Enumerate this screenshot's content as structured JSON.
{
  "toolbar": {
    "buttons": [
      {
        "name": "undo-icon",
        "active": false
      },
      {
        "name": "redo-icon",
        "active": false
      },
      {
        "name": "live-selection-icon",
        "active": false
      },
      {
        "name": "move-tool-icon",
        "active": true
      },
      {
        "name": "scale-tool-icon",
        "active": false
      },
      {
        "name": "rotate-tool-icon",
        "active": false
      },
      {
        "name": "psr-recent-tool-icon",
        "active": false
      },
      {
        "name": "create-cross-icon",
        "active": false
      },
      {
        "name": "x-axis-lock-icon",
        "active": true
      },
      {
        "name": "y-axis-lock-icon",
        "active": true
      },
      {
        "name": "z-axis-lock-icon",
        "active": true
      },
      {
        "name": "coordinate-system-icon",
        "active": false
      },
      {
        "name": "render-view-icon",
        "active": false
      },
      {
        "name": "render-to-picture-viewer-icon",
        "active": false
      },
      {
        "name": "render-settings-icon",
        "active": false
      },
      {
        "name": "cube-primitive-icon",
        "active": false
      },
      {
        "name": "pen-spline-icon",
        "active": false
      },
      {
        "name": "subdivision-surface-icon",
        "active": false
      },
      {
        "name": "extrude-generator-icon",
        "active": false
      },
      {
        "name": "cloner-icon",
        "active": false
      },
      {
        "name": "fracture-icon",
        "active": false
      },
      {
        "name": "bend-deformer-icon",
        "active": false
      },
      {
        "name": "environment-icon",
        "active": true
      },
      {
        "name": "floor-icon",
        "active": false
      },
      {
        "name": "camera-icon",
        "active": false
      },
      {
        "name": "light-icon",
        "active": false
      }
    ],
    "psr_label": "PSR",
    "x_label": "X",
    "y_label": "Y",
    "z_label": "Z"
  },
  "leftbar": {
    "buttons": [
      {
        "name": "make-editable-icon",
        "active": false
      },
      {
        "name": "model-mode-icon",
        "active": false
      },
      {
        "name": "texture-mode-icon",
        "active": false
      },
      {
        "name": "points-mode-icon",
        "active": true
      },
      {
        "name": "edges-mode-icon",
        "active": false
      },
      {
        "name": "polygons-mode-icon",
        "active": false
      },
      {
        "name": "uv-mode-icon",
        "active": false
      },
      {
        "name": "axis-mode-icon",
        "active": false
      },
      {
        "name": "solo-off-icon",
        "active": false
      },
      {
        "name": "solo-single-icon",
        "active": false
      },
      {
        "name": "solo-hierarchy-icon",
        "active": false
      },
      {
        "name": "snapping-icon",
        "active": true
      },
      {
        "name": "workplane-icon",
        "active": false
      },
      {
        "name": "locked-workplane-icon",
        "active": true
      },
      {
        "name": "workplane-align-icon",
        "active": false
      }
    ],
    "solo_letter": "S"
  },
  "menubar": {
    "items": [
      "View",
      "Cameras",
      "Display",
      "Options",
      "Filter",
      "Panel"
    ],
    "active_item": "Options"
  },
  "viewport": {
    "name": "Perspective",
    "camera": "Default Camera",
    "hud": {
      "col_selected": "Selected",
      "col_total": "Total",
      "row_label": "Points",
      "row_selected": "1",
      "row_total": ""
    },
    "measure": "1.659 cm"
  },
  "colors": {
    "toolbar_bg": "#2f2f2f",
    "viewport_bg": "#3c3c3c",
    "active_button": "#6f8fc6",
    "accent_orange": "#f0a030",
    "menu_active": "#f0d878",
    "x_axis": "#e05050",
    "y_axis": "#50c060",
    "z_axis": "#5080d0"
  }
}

Your task
Check all the records above and select each line where the string "mode" is found.

Exercise answer
        "name": "model-mode-icon",
        "name": "texture-mode-icon",
        "name": "points-mode-icon",
        "name": "edges-mode-icon",
        "name": "polygons-mode-icon",
        "name": "uv-mode-icon",
        "name": "axis-mode-icon",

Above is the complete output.